— begin STORED ROWS —

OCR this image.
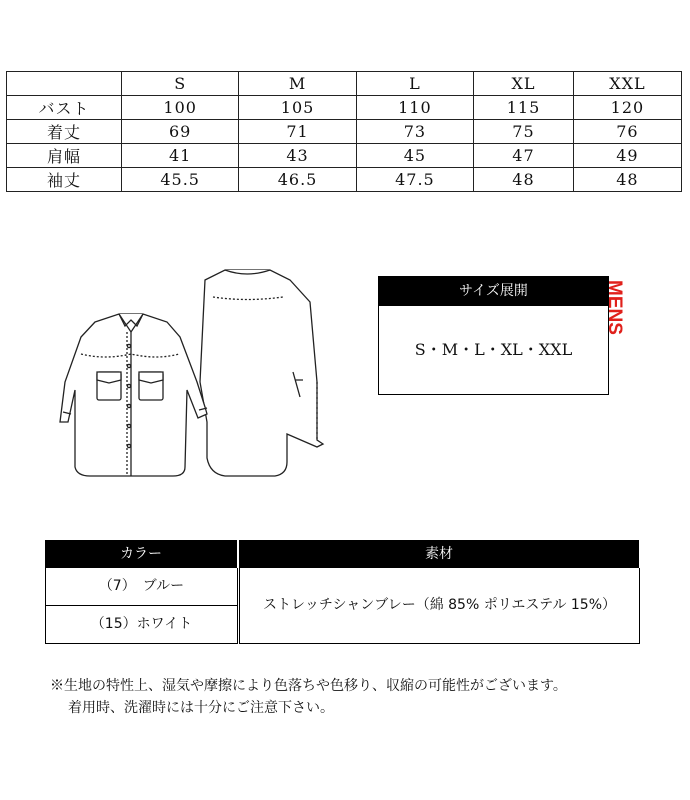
	S	M	L	XL	XXL
バスト	100	105	110	115	120
着丈	69	71	73	75	76
肩幅	41	43	45	47	49
袖丈	45.5	46.5	47.5	48	48
サイズ展開
S・M・L・XL・XXL
MENS
カラー	素材
（7）　ブルー
（15）ホワイト
ストレッチシャンブレー（綿 85% ポリエステル 15%）
※生地の特性上、湿気や摩擦により色落ちや色移り、収縮の可能性がございます。
着用時、洗濯時には十分にご注意下さい。
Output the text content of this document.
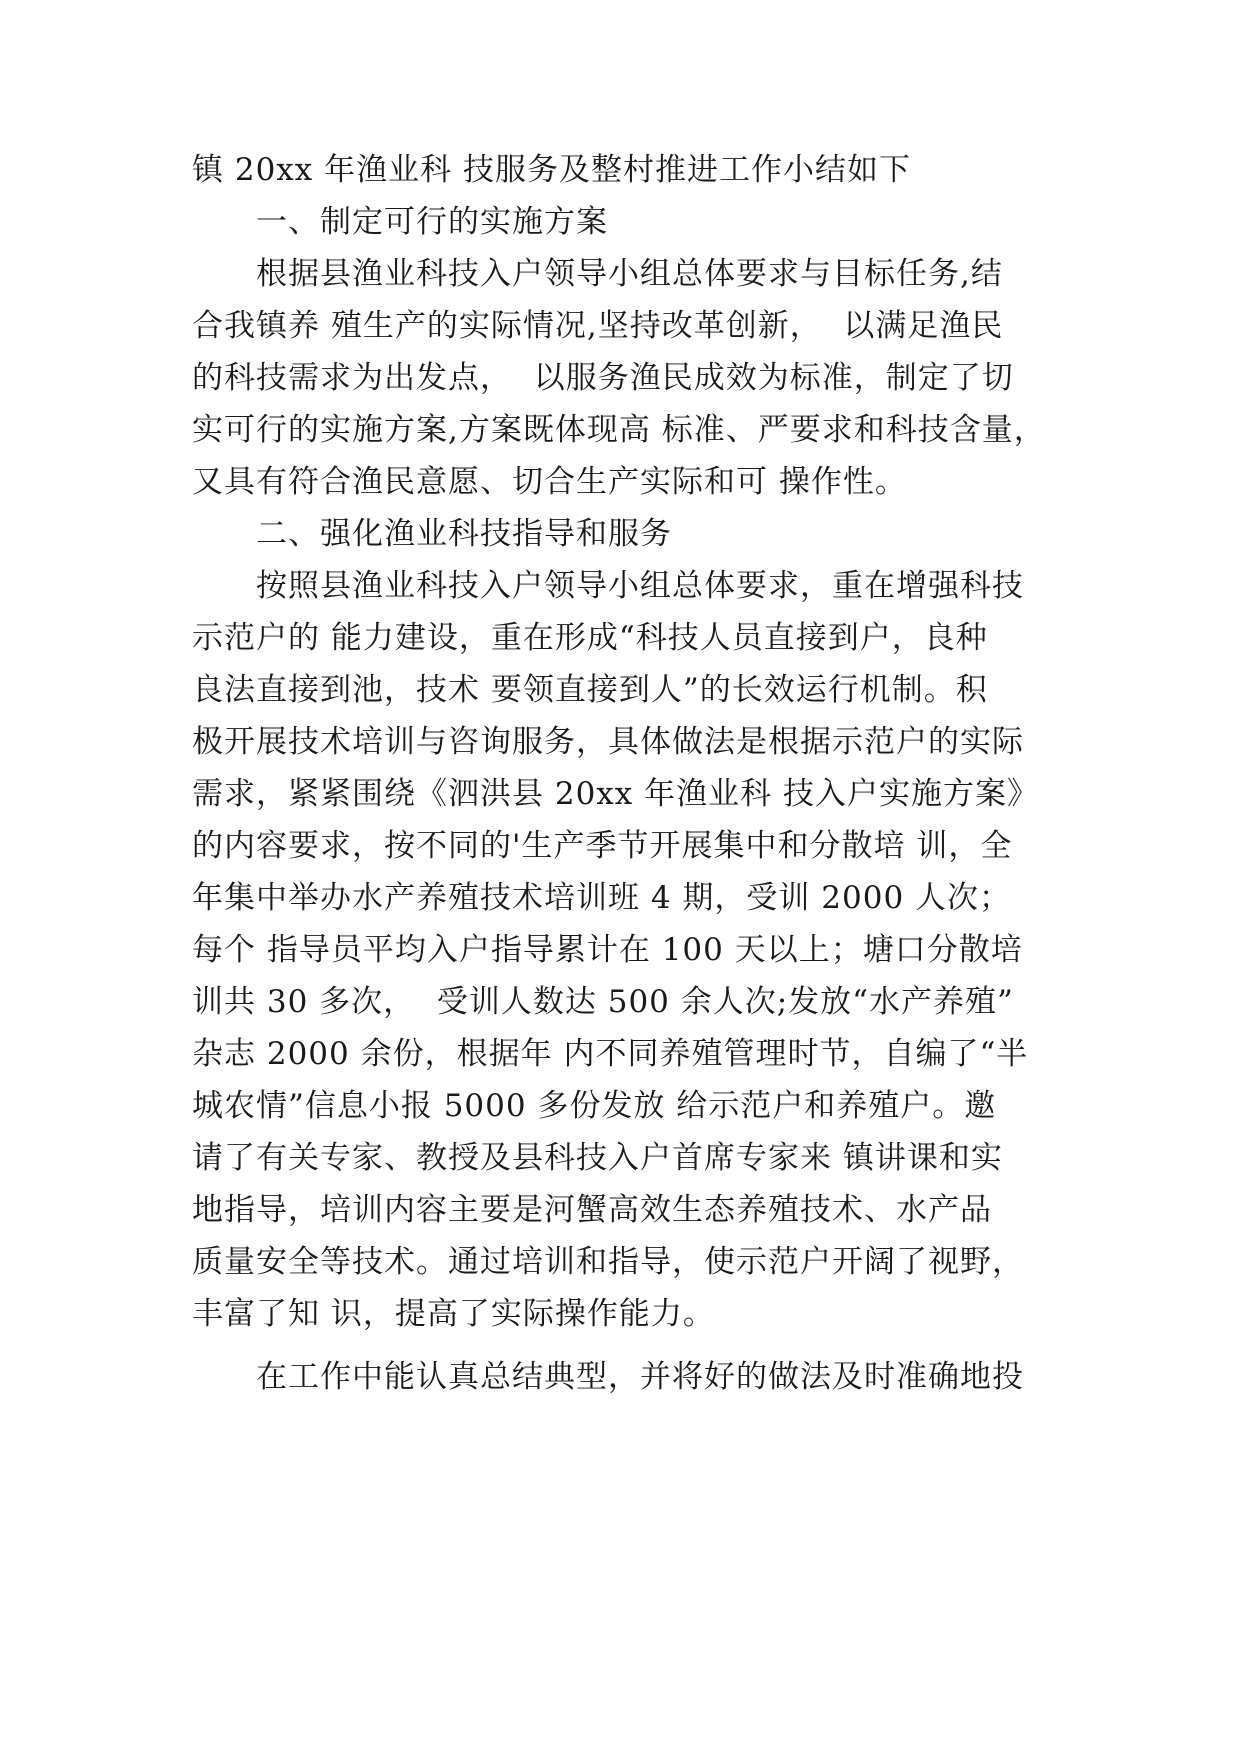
镇 20xx 年渔业科 技服务及整村推进工作小结如下
一、制定可行的实施方案
根据县渔业科技入户领导小组总体要求与目标任务,结
合我镇养 殖生产的实际情况,坚持改革创新，  以满足渔民
的科技需求为出发点，  以服务渔民成效为标准，制定了切
实可行的实施方案,方案既体现高 标准、严要求和科技含量，
又具有符合渔民意愿、切合生产实际和可 操作性。
二、强化渔业科技指导和服务
按照县渔业科技入户领导小组总体要求，重在增强科技
示范户的 能力建设，重在形成“科技人员直接到户，良种
良法直接到池，技术 要领直接到人”的长效运行机制。积
极开展技术培训与咨询服务，具体做法是根据示范户的实际
需求，紧紧围绕《泗洪县 20xx 年渔业科 技入户实施方案》
的内容要求，按不同的'生产季节开展集中和分散培 训，全
年集中举办水产养殖技术培训班 4 期，受训 2000 人次；
每个 指导员平均入户指导累计在 100 天以上；塘口分散培
训共 30 多次，  受训人数达 500 余人次;发放“水产养殖”
杂志 2000 余份，根据年 内不同养殖管理时节，自编了“半
城农情”信息小报 5000 多份发放 给示范户和养殖户。邀
请了有关专家、教授及县科技入户首席专家来 镇讲课和实
地指导，培训内容主要是河蟹高效生态养殖技术、水产品
质量安全等技术。通过培训和指导，使示范户开阔了视野，
丰富了知 识，提高了实际操作能力。
在工作中能认真总结典型，并将好的做法及时准确地投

— end STORED ROWS —

§ THE EXERCISE: Without including any picture, retype the entries exactly.

§ REPLY:
OCR this image.
	S	M	L	XL	XXL
バスト	100	105	110	115	120
着丈	69	71	73	75	76
肩幅	41	43	45	47	49
袖丈	45.5	46.5	47.5	48	48
サイズ展開
S・M・L・XL・XXL
MENS
カラー	素材
（7）　ブルー
（15）ホワイト
ストレッチシャンブレー（綿 85% ポリエステル 15%）
※生地の特性上、湿気や摩擦により色落ちや色移り、収縮の可能性がございます。
着用時、洗濯時には十分にご注意下さい。
Output the text content of this document.
镇 20xx 年渔业科 技服务及整村推进工作小结如下
一、制定可行的实施方案
根据县渔业科技入户领导小组总体要求与目标任务,结
合我镇养 殖生产的实际情况,坚持改革创新，  以满足渔民
的科技需求为出发点，  以服务渔民成效为标准，制定了切
实可行的实施方案,方案既体现高 标准、严要求和科技含量，
又具有符合渔民意愿、切合生产实际和可 操作性。
二、强化渔业科技指导和服务
按照县渔业科技入户领导小组总体要求，重在增强科技
示范户的 能力建设，重在形成“科技人员直接到户，良种
良法直接到池，技术 要领直接到人”的长效运行机制。积
极开展技术培训与咨询服务，具体做法是根据示范户的实际
需求，紧紧围绕《泗洪县 20xx 年渔业科 技入户实施方案》
的内容要求，按不同的'生产季节开展集中和分散培 训，全
年集中举办水产养殖技术培训班 4 期，受训 2000 人次；
每个 指导员平均入户指导累计在 100 天以上；塘口分散培
训共 30 多次，  受训人数达 500 余人次;发放“水产养殖”
杂志 2000 余份，根据年 内不同养殖管理时节，自编了“半
城农情”信息小报 5000 多份发放 给示范户和养殖户。邀
请了有关专家、教授及县科技入户首席专家来 镇讲课和实
地指导，培训内容主要是河蟹高效生态养殖技术、水产品
质量安全等技术。通过培训和指导，使示范户开阔了视野，
丰富了知 识，提高了实际操作能力。
在工作中能认真总结典型，并将好的做法及时准确地投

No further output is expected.